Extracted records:
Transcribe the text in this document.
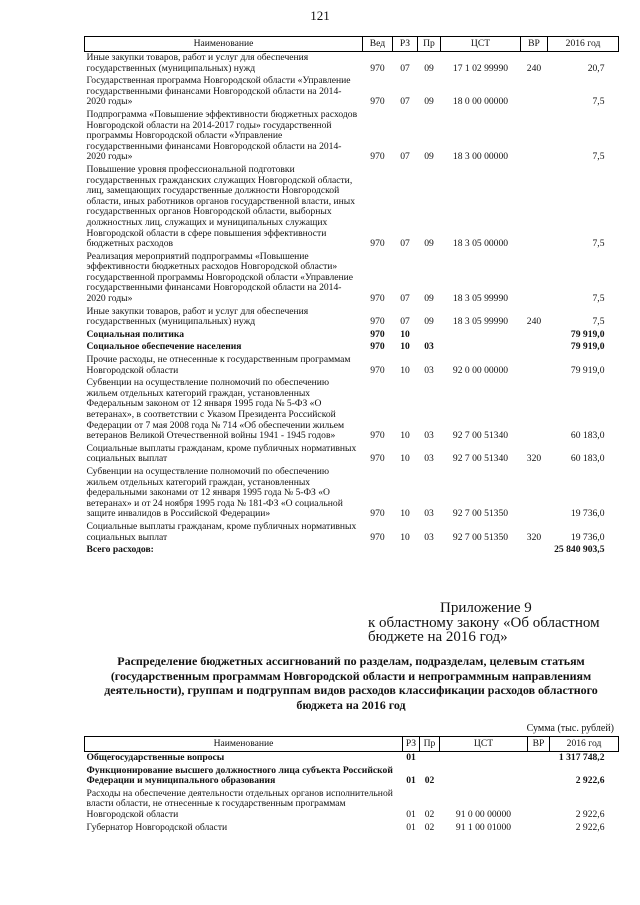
121
Наименование	Вед	РЗ	Пр	ЦСТ	ВР	2016 год
Иные закупки товаров, работ и услуг для обеспечения государственных (муниципальных) нужд	970	07	09	17 1 02 99990	240	20,7
Государственная программа Новгородской области «Управление государственными финансами Новгородской области на 2014-2020 годы»	970	07	09	18 0 00 00000		7,5
Подпрограмма «Повышение эффективности бюджетных расходов Новгородской области на 2014-2017 годы» государственной программы Новгородской области «Управление государственными финансами Новгородской области на 2014-2020 годы»	970	07	09	18 3 00 00000		7,5
Повышение уровня профессиональной подготовки государственных гражданских служащих Новгородской области, лиц, замещающих государственные должности Новгородской области, иных работников органов государственной власти, иных государственных органов Новгородской области, выборных должностных лиц, служащих и муниципальных служащих Новгородской области в сфере повышения эффективности бюджетных расходов	970	07	09	18 3 05 00000		7,5
Реализация мероприятий подпрограммы «Повышение эффективности бюджетных расходов Новгородской области» государственной программы Новгородской области «Управление государственными финансами Новгородской области на 2014-2020 годы»	970	07	09	18 3 05 99990		7,5
Иные закупки товаров, работ и услуг для обеспечения государственных (муниципальных) нужд	970	07	09	18 3 05 99990	240	7,5
Социальная политика	970	10				79 919,0
Социальное обеспечение населения	970	10	03			79 919,0
Прочие расходы, не отнесенные к государственным программам Новгородской области	970	10	03	92 0 00 00000		79 919,0
Субвенции на осуществление полномочий по обеспечению жильем отдельных категорий граждан, установленных Федеральным законом от 12 января 1995 года № 5-ФЗ «О ветеранах», в соответствии с Указом Президента Российской Федерации от 7 мая 2008 года № 714 «Об обеспечении жильем ветеранов Великой Отечественной войны 1941 - 1945 годов»	970	10	03	92 7 00 51340		60 183,0
Социальные выплаты гражданам, кроме публичных нормативных социальных выплат	970	10	03	92 7 00 51340	320	60 183,0
Субвенции на осуществление полномочий по обеспечению жильем отдельных категорий граждан, установленных федеральными законами от 12 января 1995 года № 5-ФЗ «О ветеранах» и от 24 ноября 1995 года № 181-ФЗ «О социальной защите инвалидов в Российской Федерации»	970	10	03	92 7 00 51350		19 736,0
Социальные выплаты гражданам, кроме публичных нормативных социальных выплат	970	10	03	92 7 00 51350	320	19 736,0
Всего расходов:						25 840 903,5
Приложение 9
к областному закону «Об областном бюджете на 2016 год»
Распределение бюджетных ассигнований по разделам, подразделам, целевым статьям (государственным программам Новгородской области и непрограммным направлениям деятельности), группам и подгруппам видов расходов классификации расходов областного бюджета на 2016 год
Сумма (тыс. рублей)
Наименование	РЗ	Пр	ЦСТ	ВР	2016 год
Общегосударственные вопросы	01				1 317 748,2
Функционирование высшего должностного лица субъекта Российской Федерации и муниципального образования	01	02			2 922,6
Расходы на обеспечение деятельности отдельных органов исполнительной власти области, не отнесенные к государственным программам Новгородской области	01	02	91 0 00 00000		2 922,6
Губернатор Новгородской области	01	02	91 1 00 01000		2 922,6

- [EXERCISE AIM]: Transcribe the records above exactly, omitting every picture they contain.

- [EXPECTED OUTPUT]:
Transcribe the text in this document.
121
Наименование	Вед	РЗ	Пр	ЦСТ	ВР	2016 год
Иные закупки товаров, работ и услуг для обеспечения государственных (муниципальных) нужд	970	07	09	17 1 02 99990	240	20,7
Государственная программа Новгородской области «Управление государственными финансами Новгородской области на 2014-2020 годы»	970	07	09	18 0 00 00000		7,5
Подпрограмма «Повышение эффективности бюджетных расходов Новгородской области на 2014-2017 годы» государственной программы Новгородской области «Управление государственными финансами Новгородской области на 2014-2020 годы»	970	07	09	18 3 00 00000		7,5
Повышение уровня профессиональной подготовки государственных гражданских служащих Новгородской области, лиц, замещающих государственные должности Новгородской области, иных работников органов государственной власти, иных государственных органов Новгородской области, выборных должностных лиц, служащих и муниципальных служащих Новгородской области в сфере повышения эффективности бюджетных расходов	970	07	09	18 3 05 00000		7,5
Реализация мероприятий подпрограммы «Повышение эффективности бюджетных расходов Новгородской области» государственной программы Новгородской области «Управление государственными финансами Новгородской области на 2014-2020 годы»	970	07	09	18 3 05 99990		7,5
Иные закупки товаров, работ и услуг для обеспечения государственных (муниципальных) нужд	970	07	09	18 3 05 99990	240	7,5
Социальная политика	970	10				79 919,0
Социальное обеспечение населения	970	10	03			79 919,0
Прочие расходы, не отнесенные к государственным программам Новгородской области	970	10	03	92 0 00 00000		79 919,0
Субвенции на осуществление полномочий по обеспечению жильем отдельных категорий граждан, установленных Федеральным законом от 12 января 1995 года № 5-ФЗ «О ветеранах», в соответствии с Указом Президента Российской Федерации от 7 мая 2008 года № 714 «Об обеспечении жильем ветеранов Великой Отечественной войны 1941 - 1945 годов»	970	10	03	92 7 00 51340		60 183,0
Социальные выплаты гражданам, кроме публичных нормативных социальных выплат	970	10	03	92 7 00 51340	320	60 183,0
Субвенции на осуществление полномочий по обеспечению жильем отдельных категорий граждан, установленных федеральными законами от 12 января 1995 года № 5-ФЗ «О ветеранах» и от 24 ноября 1995 года № 181-ФЗ «О социальной защите инвалидов в Российской Федерации»	970	10	03	92 7 00 51350		19 736,0
Социальные выплаты гражданам, кроме публичных нормативных социальных выплат	970	10	03	92 7 00 51350	320	19 736,0
Всего расходов:						25 840 903,5
Приложение 9
к областному закону «Об областном бюджете на 2016 год»
Распределение бюджетных ассигнований по разделам, подразделам, целевым статьям (государственным программам Новгородской области и непрограммным направлениям деятельности), группам и подгруппам видов расходов классификации расходов областного бюджета на 2016 год
Сумма (тыс. рублей)
Наименование	РЗ	Пр	ЦСТ	ВР	2016 год
Общегосударственные вопросы	01				1 317 748,2
Функционирование высшего должностного лица субъекта Российской Федерации и муниципального образования	01	02			2 922,6
Расходы на обеспечение деятельности отдельных органов исполнительной власти области, не отнесенные к государственным программам Новгородской области	01	02	91 0 00 00000		2 922,6
Губернатор Новгородской области	01	02	91 1 00 01000		2 922,6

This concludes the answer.